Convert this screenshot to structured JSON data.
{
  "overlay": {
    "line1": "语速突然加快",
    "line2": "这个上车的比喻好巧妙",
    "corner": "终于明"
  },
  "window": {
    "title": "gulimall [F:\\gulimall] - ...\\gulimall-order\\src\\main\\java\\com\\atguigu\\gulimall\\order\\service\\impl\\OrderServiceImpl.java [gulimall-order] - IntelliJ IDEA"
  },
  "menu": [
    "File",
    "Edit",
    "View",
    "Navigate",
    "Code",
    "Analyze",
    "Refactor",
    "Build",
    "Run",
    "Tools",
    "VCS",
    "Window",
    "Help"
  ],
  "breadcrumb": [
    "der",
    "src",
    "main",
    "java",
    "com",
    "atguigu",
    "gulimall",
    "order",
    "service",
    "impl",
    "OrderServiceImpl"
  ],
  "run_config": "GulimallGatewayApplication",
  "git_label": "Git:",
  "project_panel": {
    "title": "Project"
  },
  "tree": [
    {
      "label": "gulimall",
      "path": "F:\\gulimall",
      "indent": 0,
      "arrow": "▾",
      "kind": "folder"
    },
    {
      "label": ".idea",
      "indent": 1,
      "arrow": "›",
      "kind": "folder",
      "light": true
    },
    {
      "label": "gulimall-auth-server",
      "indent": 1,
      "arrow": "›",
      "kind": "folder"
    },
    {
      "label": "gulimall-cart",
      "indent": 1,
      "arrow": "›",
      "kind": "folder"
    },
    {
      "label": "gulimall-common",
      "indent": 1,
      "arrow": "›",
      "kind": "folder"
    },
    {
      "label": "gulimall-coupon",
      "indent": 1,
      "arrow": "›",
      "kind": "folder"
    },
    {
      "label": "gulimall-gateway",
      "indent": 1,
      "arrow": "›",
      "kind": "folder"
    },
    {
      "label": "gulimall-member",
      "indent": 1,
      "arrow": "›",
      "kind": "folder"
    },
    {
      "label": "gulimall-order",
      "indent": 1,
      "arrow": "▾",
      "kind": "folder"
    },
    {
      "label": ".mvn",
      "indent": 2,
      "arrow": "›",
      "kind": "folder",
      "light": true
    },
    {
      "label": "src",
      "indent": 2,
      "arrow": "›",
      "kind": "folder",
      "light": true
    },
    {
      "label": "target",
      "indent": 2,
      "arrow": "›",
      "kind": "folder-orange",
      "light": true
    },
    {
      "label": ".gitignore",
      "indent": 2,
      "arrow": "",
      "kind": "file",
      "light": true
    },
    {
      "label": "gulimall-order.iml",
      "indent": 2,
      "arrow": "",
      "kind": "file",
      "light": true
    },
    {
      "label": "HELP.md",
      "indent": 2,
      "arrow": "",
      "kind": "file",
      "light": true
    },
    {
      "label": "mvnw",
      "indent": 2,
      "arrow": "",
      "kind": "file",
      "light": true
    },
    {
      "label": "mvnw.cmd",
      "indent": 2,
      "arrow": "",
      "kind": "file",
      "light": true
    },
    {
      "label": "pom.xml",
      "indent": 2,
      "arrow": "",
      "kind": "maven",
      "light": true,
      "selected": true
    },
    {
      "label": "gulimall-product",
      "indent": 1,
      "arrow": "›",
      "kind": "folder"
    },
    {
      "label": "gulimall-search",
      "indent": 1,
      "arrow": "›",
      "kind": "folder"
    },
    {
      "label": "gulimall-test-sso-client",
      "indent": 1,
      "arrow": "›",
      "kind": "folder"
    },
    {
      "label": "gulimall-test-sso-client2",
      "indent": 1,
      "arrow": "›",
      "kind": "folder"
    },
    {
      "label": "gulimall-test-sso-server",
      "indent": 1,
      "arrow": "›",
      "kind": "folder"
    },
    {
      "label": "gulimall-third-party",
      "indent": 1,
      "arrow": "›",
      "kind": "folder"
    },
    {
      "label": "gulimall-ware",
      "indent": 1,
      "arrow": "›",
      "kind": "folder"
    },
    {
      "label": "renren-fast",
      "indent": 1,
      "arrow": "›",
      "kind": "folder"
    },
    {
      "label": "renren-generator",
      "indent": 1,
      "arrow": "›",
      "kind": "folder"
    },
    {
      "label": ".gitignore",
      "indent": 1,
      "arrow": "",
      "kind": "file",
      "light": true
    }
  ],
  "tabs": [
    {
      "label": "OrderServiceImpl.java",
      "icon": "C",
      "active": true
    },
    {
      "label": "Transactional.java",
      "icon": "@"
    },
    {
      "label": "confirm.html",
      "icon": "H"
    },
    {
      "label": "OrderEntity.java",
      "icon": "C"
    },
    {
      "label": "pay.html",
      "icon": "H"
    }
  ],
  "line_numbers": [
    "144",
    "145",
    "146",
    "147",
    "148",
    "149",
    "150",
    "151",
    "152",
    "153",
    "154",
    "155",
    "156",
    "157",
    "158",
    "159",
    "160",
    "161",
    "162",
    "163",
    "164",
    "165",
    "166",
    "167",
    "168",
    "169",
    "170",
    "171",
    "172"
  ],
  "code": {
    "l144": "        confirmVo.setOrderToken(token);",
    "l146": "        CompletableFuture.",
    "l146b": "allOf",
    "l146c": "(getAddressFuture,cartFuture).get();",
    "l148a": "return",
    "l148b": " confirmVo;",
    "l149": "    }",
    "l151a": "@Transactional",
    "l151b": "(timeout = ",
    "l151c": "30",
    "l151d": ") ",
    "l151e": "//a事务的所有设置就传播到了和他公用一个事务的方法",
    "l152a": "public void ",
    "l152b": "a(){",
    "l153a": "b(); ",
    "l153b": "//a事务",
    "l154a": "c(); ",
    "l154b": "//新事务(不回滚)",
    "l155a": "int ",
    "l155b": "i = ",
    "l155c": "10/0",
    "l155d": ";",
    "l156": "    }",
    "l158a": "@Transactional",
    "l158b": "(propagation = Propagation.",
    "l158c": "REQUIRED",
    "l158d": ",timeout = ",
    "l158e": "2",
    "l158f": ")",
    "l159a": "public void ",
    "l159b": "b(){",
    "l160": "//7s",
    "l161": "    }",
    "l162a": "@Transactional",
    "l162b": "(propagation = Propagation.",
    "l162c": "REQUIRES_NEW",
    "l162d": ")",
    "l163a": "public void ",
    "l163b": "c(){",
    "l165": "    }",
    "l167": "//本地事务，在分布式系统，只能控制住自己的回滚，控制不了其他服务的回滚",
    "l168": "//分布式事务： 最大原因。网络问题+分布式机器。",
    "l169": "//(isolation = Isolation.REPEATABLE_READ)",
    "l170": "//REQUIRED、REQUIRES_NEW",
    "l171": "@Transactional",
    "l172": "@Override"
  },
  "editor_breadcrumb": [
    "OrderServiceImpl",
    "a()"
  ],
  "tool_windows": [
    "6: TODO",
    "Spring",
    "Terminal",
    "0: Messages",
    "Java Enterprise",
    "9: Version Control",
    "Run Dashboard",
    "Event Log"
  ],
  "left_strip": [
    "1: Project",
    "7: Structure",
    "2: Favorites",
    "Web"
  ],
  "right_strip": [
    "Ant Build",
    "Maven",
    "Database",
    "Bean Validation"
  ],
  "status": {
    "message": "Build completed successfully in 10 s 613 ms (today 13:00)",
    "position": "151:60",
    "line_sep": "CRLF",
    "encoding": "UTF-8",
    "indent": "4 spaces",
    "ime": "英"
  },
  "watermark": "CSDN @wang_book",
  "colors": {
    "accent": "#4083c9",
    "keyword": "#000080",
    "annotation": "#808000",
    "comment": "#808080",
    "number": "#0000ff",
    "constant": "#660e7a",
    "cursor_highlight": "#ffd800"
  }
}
-------------------------
_Required work:_ Reproduce the listing in full. Keep it exactly as written.

_Correct output:_
Convert this screenshot to structured JSON data.
{
  "overlay": {
    "line1": "语速突然加快",
    "line2": "这个上车的比喻好巧妙",
    "corner": "终于明"
  },
  "window": {
    "title": "gulimall [F:\\gulimall] - ...\\gulimall-order\\src\\main\\java\\com\\atguigu\\gulimall\\order\\service\\impl\\OrderServiceImpl.java [gulimall-order] - IntelliJ IDEA"
  },
  "menu": [
    "File",
    "Edit",
    "View",
    "Navigate",
    "Code",
    "Analyze",
    "Refactor",
    "Build",
    "Run",
    "Tools",
    "VCS",
    "Window",
    "Help"
  ],
  "breadcrumb": [
    "der",
    "src",
    "main",
    "java",
    "com",
    "atguigu",
    "gulimall",
    "order",
    "service",
    "impl",
    "OrderServiceImpl"
  ],
  "run_config": "GulimallGatewayApplication",
  "git_label": "Git:",
  "project_panel": {
    "title": "Project"
  },
  "tree": [
    {
      "label": "gulimall",
      "path": "F:\\gulimall",
      "indent": 0,
      "arrow": "▾",
      "kind": "folder"
    },
    {
      "label": ".idea",
      "indent": 1,
      "arrow": "›",
      "kind": "folder",
      "light": true
    },
    {
      "label": "gulimall-auth-server",
      "indent": 1,
      "arrow": "›",
      "kind": "folder"
    },
    {
      "label": "gulimall-cart",
      "indent": 1,
      "arrow": "›",
      "kind": "folder"
    },
    {
      "label": "gulimall-common",
      "indent": 1,
      "arrow": "›",
      "kind": "folder"
    },
    {
      "label": "gulimall-coupon",
      "indent": 1,
      "arrow": "›",
      "kind": "folder"
    },
    {
      "label": "gulimall-gateway",
      "indent": 1,
      "arrow": "›",
      "kind": "folder"
    },
    {
      "label": "gulimall-member",
      "indent": 1,
      "arrow": "›",
      "kind": "folder"
    },
    {
      "label": "gulimall-order",
      "indent": 1,
      "arrow": "▾",
      "kind": "folder"
    },
    {
      "label": ".mvn",
      "indent": 2,
      "arrow": "›",
      "kind": "folder",
      "light": true
    },
    {
      "label": "src",
      "indent": 2,
      "arrow": "›",
      "kind": "folder",
      "light": true
    },
    {
      "label": "target",
      "indent": 2,
      "arrow": "›",
      "kind": "folder-orange",
      "light": true
    },
    {
      "label": ".gitignore",
      "indent": 2,
      "arrow": "",
      "kind": "file",
      "light": true
    },
    {
      "label": "gulimall-order.iml",
      "indent": 2,
      "arrow": "",
      "kind": "file",
      "light": true
    },
    {
      "label": "HELP.md",
      "indent": 2,
      "arrow": "",
      "kind": "file",
      "light": true
    },
    {
      "label": "mvnw",
      "indent": 2,
      "arrow": "",
      "kind": "file",
      "light": true
    },
    {
      "label": "mvnw.cmd",
      "indent": 2,
      "arrow": "",
      "kind": "file",
      "light": true
    },
    {
      "label": "pom.xml",
      "indent": 2,
      "arrow": "",
      "kind": "maven",
      "light": true,
      "selected": true
    },
    {
      "label": "gulimall-product",
      "indent": 1,
      "arrow": "›",
      "kind": "folder"
    },
    {
      "label": "gulimall-search",
      "indent": 1,
      "arrow": "›",
      "kind": "folder"
    },
    {
      "label": "gulimall-test-sso-client",
      "indent": 1,
      "arrow": "›",
      "kind": "folder"
    },
    {
      "label": "gulimall-test-sso-client2",
      "indent": 1,
      "arrow": "›",
      "kind": "folder"
    },
    {
      "label": "gulimall-test-sso-server",
      "indent": 1,
      "arrow": "›",
      "kind": "folder"
    },
    {
      "label": "gulimall-third-party",
      "indent": 1,
      "arrow": "›",
      "kind": "folder"
    },
    {
      "label": "gulimall-ware",
      "indent": 1,
      "arrow": "›",
      "kind": "folder"
    },
    {
      "label": "renren-fast",
      "indent": 1,
      "arrow": "›",
      "kind": "folder"
    },
    {
      "label": "renren-generator",
      "indent": 1,
      "arrow": "›",
      "kind": "folder"
    },
    {
      "label": ".gitignore",
      "indent": 1,
      "arrow": "",
      "kind": "file",
      "light": true
    }
  ],
  "tabs": [
    {
      "label": "OrderServiceImpl.java",
      "icon": "C",
      "active": true
    },
    {
      "label": "Transactional.java",
      "icon": "@"
    },
    {
      "label": "confirm.html",
      "icon": "H"
    },
    {
      "label": "OrderEntity.java",
      "icon": "C"
    },
    {
      "label": "pay.html",
      "icon": "H"
    }
  ],
  "line_numbers": [
    "144",
    "145",
    "146",
    "147",
    "148",
    "149",
    "150",
    "151",
    "152",
    "153",
    "154",
    "155",
    "156",
    "157",
    "158",
    "159",
    "160",
    "161",
    "162",
    "163",
    "164",
    "165",
    "166",
    "167",
    "168",
    "169",
    "170",
    "171",
    "172"
  ],
  "code": {
    "l144": "        confirmVo.setOrderToken(token);",
    "l146": "        CompletableFuture.",
    "l146b": "allOf",
    "l146c": "(getAddressFuture,cartFuture).get();",
    "l148a": "return",
    "l148b": " confirmVo;",
    "l149": "    }",
    "l151a": "@Transactional",
    "l151b": "(timeout = ",
    "l151c": "30",
    "l151d": ") ",
    "l151e": "//a事务的所有设置就传播到了和他公用一个事务的方法",
    "l152a": "public void ",
    "l152b": "a(){",
    "l153a": "b(); ",
    "l153b": "//a事务",
    "l154a": "c(); ",
    "l154b": "//新事务(不回滚)",
    "l155a": "int ",
    "l155b": "i = ",
    "l155c": "10/0",
    "l155d": ";",
    "l156": "    }",
    "l158a": "@Transactional",
    "l158b": "(propagation = Propagation.",
    "l158c": "REQUIRED",
    "l158d": ",timeout = ",
    "l158e": "2",
    "l158f": ")",
    "l159a": "public void ",
    "l159b": "b(){",
    "l160": "//7s",
    "l161": "    }",
    "l162a": "@Transactional",
    "l162b": "(propagation = Propagation.",
    "l162c": "REQUIRES_NEW",
    "l162d": ")",
    "l163a": "public void ",
    "l163b": "c(){",
    "l165": "    }",
    "l167": "//本地事务，在分布式系统，只能控制住自己的回滚，控制不了其他服务的回滚",
    "l168": "//分布式事务： 最大原因。网络问题+分布式机器。",
    "l169": "//(isolation = Isolation.REPEATABLE_READ)",
    "l170": "//REQUIRED、REQUIRES_NEW",
    "l171": "@Transactional",
    "l172": "@Override"
  },
  "editor_breadcrumb": [
    "OrderServiceImpl",
    "a()"
  ],
  "tool_windows": [
    "6: TODO",
    "Spring",
    "Terminal",
    "0: Messages",
    "Java Enterprise",
    "9: Version Control",
    "Run Dashboard",
    "Event Log"
  ],
  "left_strip": [
    "1: Project",
    "7: Structure",
    "2: Favorites",
    "Web"
  ],
  "right_strip": [
    "Ant Build",
    "Maven",
    "Database",
    "Bean Validation"
  ],
  "status": {
    "message": "Build completed successfully in 10 s 613 ms (today 13:00)",
    "position": "151:60",
    "line_sep": "CRLF",
    "encoding": "UTF-8",
    "indent": "4 spaces",
    "ime": "英"
  },
  "watermark": "CSDN @wang_book",
  "colors": {
    "accent": "#4083c9",
    "keyword": "#000080",
    "annotation": "#808000",
    "comment": "#808080",
    "number": "#0000ff",
    "constant": "#660e7a",
    "cursor_highlight": "#ffd800"
  }
}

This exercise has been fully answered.